§ **INSTRUCTIONS**
A) Copy the passage from the excerpt on cloud computing predictions, starting at "With virtualization rendering" up to and including "among service providers.".
B) Which service models does the excerpt on cloud computing predictions say enterprises increasingly use?
C) According to the excerpt on cloud computing predictions, how many predictions did O’Day forecast in the area of cloud computing for 2011?

§ **EXCERPTED TEXT**
With virtualization rendering the ability to package apps, O’Day said it’s not such a stretch to imagine an app store concept among service providers.

The app store prediction was among seven that O’Day has forecast in the area of cloud computing for 2011. Here are the others:

The emergence of a virtual data centre in the cloud. Think of this as being more than the familiar virtual machine and virtual app. It’s a virtual pool of resources that will allow IT departments full control of the service they are getting from a provider, said O’Day. “When you think about some of the issues that enterprises have with the cloud today is you can’t manage networking and security,” said O’Day. “You take whatever you can get from your cloud provider.”

Management of multiple cloud providers is a continued challenge, but there will be more options. As enterprises increasingly utilize a medley of software-as-a-service, infrastructure-as-a-service and platform-as-a-service, the challenge will be to deal with all these providers. “Heck, the tools are barely there that will allow you to manage public and private together,” said O’Day.

But while management challenges will be on the rise, O’Day predicts vendors will come out with more offerings to help enterprises create that “single pane of glass.”

§ **GIVEN RECORDS**

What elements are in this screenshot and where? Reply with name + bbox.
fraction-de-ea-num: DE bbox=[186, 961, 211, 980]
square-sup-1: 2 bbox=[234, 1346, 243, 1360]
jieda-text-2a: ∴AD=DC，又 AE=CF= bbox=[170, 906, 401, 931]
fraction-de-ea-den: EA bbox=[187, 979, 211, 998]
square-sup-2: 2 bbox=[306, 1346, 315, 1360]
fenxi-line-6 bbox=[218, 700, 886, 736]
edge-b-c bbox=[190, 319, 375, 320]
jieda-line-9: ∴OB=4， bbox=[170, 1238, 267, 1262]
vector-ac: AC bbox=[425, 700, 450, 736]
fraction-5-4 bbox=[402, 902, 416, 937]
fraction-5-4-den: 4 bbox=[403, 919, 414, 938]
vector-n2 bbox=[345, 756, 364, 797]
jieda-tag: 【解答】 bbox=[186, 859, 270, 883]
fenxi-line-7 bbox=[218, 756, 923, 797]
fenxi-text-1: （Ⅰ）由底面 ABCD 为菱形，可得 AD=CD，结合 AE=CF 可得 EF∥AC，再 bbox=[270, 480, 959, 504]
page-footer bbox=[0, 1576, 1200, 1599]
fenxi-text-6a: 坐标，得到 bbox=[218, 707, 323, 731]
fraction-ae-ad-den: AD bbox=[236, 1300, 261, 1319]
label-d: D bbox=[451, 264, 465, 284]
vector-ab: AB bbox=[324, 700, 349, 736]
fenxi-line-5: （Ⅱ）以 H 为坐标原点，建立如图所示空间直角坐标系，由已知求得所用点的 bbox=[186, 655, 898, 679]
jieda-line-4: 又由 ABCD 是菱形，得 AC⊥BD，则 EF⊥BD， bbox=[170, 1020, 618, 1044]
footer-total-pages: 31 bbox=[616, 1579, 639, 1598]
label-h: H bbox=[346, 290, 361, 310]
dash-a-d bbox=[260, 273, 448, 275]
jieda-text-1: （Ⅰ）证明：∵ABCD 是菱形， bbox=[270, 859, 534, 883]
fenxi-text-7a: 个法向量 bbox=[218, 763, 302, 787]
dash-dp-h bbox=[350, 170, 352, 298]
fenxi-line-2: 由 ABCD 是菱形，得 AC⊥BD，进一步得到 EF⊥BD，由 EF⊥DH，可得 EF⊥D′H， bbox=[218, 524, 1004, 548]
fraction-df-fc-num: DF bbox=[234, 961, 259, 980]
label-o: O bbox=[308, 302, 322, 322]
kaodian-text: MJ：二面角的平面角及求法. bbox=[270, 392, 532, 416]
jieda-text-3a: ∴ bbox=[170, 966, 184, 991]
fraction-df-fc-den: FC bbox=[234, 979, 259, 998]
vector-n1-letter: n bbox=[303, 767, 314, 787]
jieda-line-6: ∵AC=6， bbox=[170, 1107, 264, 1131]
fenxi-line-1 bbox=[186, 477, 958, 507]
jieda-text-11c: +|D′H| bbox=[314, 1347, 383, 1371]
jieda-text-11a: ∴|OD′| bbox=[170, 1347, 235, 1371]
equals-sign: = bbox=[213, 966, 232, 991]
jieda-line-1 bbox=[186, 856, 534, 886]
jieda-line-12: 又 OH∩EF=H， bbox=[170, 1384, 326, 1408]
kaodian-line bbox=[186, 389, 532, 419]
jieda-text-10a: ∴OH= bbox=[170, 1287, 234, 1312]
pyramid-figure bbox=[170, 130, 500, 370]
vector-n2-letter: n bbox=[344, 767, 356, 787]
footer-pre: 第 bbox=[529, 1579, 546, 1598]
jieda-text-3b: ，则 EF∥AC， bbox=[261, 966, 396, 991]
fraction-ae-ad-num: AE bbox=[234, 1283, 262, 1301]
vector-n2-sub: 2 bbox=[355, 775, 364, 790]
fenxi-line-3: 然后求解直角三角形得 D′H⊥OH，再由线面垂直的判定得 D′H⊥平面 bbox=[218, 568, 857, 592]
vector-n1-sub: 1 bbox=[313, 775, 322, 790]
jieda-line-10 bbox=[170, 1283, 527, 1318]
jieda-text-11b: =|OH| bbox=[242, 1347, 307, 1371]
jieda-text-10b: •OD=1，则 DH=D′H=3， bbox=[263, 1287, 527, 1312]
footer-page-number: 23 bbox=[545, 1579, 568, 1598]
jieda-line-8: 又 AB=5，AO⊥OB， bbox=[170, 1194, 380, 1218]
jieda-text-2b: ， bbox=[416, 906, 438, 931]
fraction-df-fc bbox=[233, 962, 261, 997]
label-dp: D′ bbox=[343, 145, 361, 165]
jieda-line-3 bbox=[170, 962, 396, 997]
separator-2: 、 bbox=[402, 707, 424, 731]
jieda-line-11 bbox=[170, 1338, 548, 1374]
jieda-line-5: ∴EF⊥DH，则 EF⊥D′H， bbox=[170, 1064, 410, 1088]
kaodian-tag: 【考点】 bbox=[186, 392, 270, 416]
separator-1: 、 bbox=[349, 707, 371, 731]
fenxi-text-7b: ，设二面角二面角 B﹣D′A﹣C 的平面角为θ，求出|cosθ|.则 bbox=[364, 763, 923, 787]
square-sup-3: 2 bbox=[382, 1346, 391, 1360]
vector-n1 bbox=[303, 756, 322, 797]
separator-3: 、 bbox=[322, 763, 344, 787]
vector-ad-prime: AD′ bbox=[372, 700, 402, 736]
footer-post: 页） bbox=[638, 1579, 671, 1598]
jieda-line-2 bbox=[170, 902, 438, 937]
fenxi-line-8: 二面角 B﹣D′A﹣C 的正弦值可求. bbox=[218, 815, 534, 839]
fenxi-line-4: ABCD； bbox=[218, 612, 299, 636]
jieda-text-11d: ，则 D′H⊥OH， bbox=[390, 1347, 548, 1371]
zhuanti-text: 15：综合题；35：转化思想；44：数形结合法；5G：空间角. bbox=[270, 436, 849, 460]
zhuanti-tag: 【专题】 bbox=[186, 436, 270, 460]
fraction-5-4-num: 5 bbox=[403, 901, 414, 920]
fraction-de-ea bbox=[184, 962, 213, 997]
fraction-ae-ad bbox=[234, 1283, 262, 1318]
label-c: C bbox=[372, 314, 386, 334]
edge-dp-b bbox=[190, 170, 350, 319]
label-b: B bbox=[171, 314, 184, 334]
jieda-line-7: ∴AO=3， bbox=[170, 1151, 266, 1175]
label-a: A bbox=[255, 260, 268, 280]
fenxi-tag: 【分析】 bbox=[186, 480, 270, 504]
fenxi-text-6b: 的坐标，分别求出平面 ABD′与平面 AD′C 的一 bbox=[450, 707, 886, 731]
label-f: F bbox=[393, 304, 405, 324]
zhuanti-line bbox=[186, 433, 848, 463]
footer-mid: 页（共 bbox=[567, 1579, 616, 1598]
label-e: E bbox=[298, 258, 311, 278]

§ **RESPONSES BY ITEM NUMBER**
A)
With virtualization rendering the ability to package apps, O’Day said it’s not such a stretch to imagine an app store concept among service providers.

B)
Software-as-a-service
Infrastructure-as-a-service
Platform-as-a-service

C) Seven.